## BEGIN Dataset excerpts
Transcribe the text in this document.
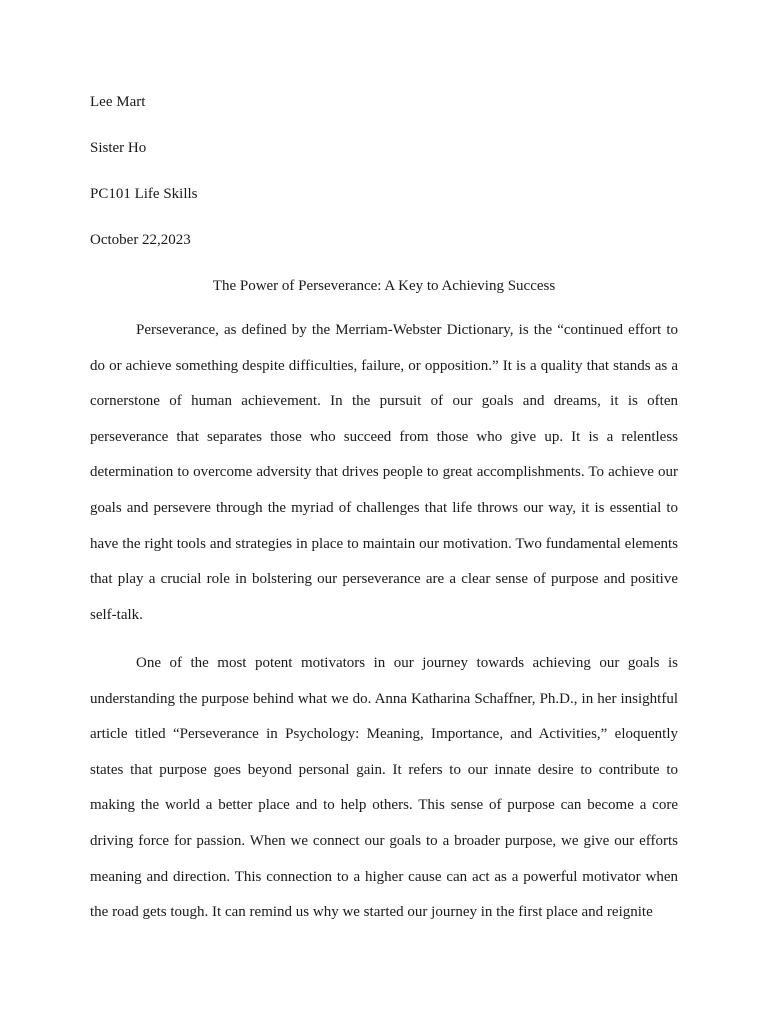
Lee Mart
Sister Ho
PC101 Life Skills
October 22,2023
The Power of Perseverance: A Key to Achieving Success

Perseverance, as defined by the Merriam-Webster Dictionary, is the “continued effort to do or achieve something despite difficulties, failure, or opposition.” It is a quality that stands as a cornerstone of human achievement. In the pursuit of our goals and dreams, it is often perseverance that separates those who succeed from those who give up. It is a relentless determination to overcome adversity that drives people to great accomplishments. To achieve our goals and persevere through the myriad of challenges that life throws our way, it is essential to have the right tools and strategies in place to maintain our motivation. Two fundamental elements that play a crucial role in bolstering our perseverance are a clear sense of purpose and positive self-talk.

One of the most potent motivators in our journey towards achieving our goals is understanding the purpose behind what we do. Anna Katharina Schaffner, Ph.D., in her insightful article titled “Perseverance in Psychology: Meaning, Importance, and Activities,” eloquently states that purpose goes beyond personal gain. It refers to our innate desire to contribute to making the world a better place and to help others. This sense of purpose can become a core driving force for passion. When we connect our goals to a broader purpose, we give our efforts meaning and direction. This connection to a higher cause can act as a powerful motivator when the road gets tough. It can remind us why we started our journey in the first place and reignite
## END Dataset excerpts
* Task instructions *
Write every entry out again exactly, dropping the pictures.

* Solution below *
Transcribe the text in this document.
Lee Mart
Sister Ho
PC101 Life Skills
October 22,2023
The Power of Perseverance: A Key to Achieving Success

Perseverance, as defined by the Merriam-Webster Dictionary, is the “continued effort to do or achieve something despite difficulties, failure, or opposition.” It is a quality that stands as a cornerstone of human achievement. In the pursuit of our goals and dreams, it is often perseverance that separates those who succeed from those who give up. It is a relentless determination to overcome adversity that drives people to great accomplishments. To achieve our goals and persevere through the myriad of challenges that life throws our way, it is essential to have the right tools and strategies in place to maintain our motivation. Two fundamental elements that play a crucial role in bolstering our perseverance are a clear sense of purpose and positive self-talk.

One of the most potent motivators in our journey towards achieving our goals is understanding the purpose behind what we do. Anna Katharina Schaffner, Ph.D., in her insightful article titled “Perseverance in Psychology: Meaning, Importance, and Activities,” eloquently states that purpose goes beyond personal gain. It refers to our innate desire to contribute to making the world a better place and to help others. This sense of purpose can become a core driving force for passion. When we connect our goals to a broader purpose, we give our efforts meaning and direction. This connection to a higher cause can act as a powerful motivator when the road gets tough. It can remind us why we started our journey in the first place and reignite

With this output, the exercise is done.